Coronavirus: Is NSW set to become a basket case or will the gently, gently approach work?
![John Ferguson](https://media.theaustralian.com.au/authors/images/bio/john_ferguson.png)
It’s refreshing from an interstater’s perspective to get the chance to have a decent look at the way Gladys Berejiklian rolls.
She has an appealing style and tone and her pandemic settings are an agreeably lighter touch than her southern neighbour.
No overtly authoritarian orders, just clear advice on what people should and shouldn’t do; no folksy rhetoric overtly aimed at the base.
The big question will be whether or not the NSW Premier has gone hard and far enough in stopping the movement of the virus.
As a Victorian, I have to say I don’t have another lockdown in me. But the one truth that came from the Victorian experience is that the virus dies when people movement stops.
It is a truly loathsome concept but the evidence is in; there can be hundreds of cases a day but the longer people are contained the greater the prospect of the cluster or seeding being defeated.
So has the NSW government gone far enough?

** List of tasks **
A) Answer these from the column on the NSW pandemic approach:
(i) Who is named as the NSW Premier?
(ii) What does the column give as the one truth that came from the Victorian experience?
(iii) What does the column call the big question about the NSW Premier?
B) Retype the column from "She has an appealing" to "of the virus.".
The rows after this point are separate material, unrelated to the column.

Records from a data source

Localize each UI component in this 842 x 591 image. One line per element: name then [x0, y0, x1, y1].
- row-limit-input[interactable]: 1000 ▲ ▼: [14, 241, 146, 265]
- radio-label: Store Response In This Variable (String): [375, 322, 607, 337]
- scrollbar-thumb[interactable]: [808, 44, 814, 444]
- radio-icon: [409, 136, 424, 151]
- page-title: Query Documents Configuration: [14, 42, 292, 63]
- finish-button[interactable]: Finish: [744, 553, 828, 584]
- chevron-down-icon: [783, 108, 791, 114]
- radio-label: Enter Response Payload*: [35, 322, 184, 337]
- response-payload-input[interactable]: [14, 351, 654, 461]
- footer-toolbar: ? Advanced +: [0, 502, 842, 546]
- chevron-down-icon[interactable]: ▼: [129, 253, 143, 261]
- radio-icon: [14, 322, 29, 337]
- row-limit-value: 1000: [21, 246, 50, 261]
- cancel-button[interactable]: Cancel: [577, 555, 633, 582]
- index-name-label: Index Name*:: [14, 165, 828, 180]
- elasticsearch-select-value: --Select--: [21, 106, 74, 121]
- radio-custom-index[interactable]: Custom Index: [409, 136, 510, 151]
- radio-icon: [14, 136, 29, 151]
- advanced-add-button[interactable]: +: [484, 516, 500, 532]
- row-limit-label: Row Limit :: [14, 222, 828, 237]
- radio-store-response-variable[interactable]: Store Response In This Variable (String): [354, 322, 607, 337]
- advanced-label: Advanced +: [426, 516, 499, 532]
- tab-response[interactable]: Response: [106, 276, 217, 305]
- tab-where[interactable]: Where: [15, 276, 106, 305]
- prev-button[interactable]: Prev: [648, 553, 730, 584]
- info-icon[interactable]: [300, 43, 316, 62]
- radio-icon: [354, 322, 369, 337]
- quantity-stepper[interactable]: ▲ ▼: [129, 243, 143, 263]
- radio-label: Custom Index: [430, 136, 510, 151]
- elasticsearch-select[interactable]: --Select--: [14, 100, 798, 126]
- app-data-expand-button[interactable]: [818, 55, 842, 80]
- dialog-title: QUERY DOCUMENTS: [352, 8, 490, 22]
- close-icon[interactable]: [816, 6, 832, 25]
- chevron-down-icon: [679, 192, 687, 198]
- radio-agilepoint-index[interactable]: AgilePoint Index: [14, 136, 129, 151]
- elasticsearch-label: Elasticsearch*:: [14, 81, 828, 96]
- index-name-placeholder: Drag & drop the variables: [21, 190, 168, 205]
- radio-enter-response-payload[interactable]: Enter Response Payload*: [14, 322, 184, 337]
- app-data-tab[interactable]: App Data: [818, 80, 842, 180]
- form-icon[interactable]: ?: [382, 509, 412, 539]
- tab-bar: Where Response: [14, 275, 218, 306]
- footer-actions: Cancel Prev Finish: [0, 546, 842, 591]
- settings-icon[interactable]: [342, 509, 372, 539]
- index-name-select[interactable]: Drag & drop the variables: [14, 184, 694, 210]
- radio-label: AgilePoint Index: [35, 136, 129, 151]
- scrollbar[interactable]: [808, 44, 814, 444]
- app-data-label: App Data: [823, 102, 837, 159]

** Responses **
A)
(i) Gladys Berejiklian.
(ii) The virus dies when people movement stops.
(iii) Whether or not she has gone hard and far enough in stopping the movement of the virus.

B)
She has an appealing style and tone and her pandemic settings are an agreeably lighter touch than her southern neighbour.
No overtly authoritarian orders, just clear advice on what people should and shouldn’t do; no folksy rhetoric overtly aimed at the base.
The big question will be whether or not the NSW Premier has gone hard and far enough in stopping the movement of the virus.